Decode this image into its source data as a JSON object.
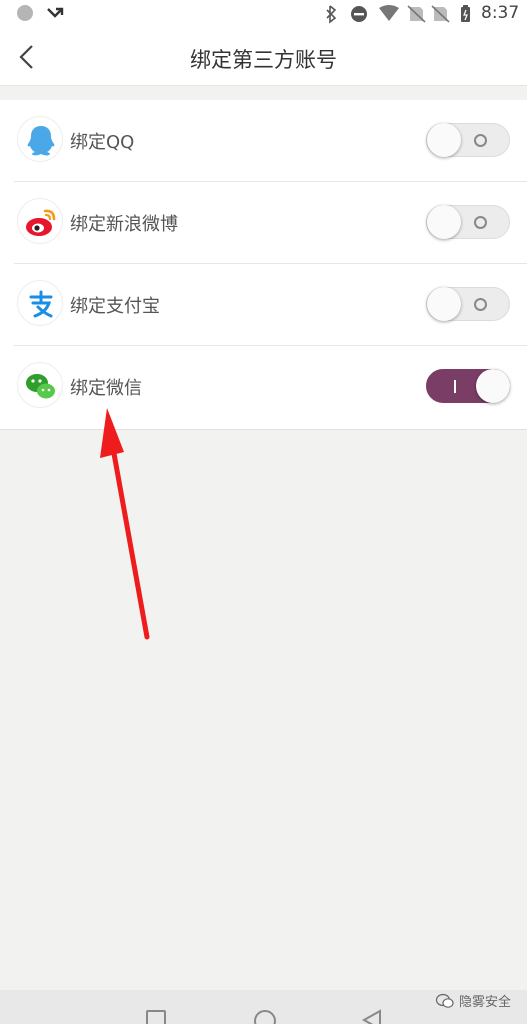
{
  "status_bar": {
    "time": "8:37",
    "left_icons": [
      "notification-dot-icon",
      "missed-call-arrow-icon"
    ],
    "right_icons": [
      "bluetooth-icon",
      "do-not-disturb-icon",
      "wifi-icon",
      "no-sim-icon",
      "no-sim-icon",
      "battery-icon"
    ]
  },
  "header": {
    "title": "绑定第三方账号",
    "back_icon": "chevron-left-icon"
  },
  "accounts": [
    {
      "label": "绑定QQ",
      "icon": "qq-icon",
      "enabled": false
    },
    {
      "label": "绑定新浪微博",
      "icon": "weibo-icon",
      "enabled": false
    },
    {
      "label": "绑定支付宝",
      "icon": "alipay-icon",
      "enabled": false
    },
    {
      "label": "绑定微信",
      "icon": "wechat-icon",
      "enabled": true
    }
  ],
  "colors": {
    "toggle_on": "#7a3d66",
    "annotation_arrow": "#ee1c1c",
    "qq": "#4aa8e8",
    "weibo": "#e6162d",
    "alipay": "#1a8ee6",
    "wechat": "#3bb838"
  },
  "watermark": {
    "text": "隐雾安全",
    "icon": "wechat-icon"
  },
  "nav_bar": {
    "buttons": [
      "recent-apps-icon",
      "home-icon",
      "back-icon"
    ]
  }
}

-----

* [Request] Show the lines of the material that contain the word "wechat".

* [Full output]
      "icon": "wechat-icon",
    "wechat": "#3bb838"
    "icon": "wechat-icon"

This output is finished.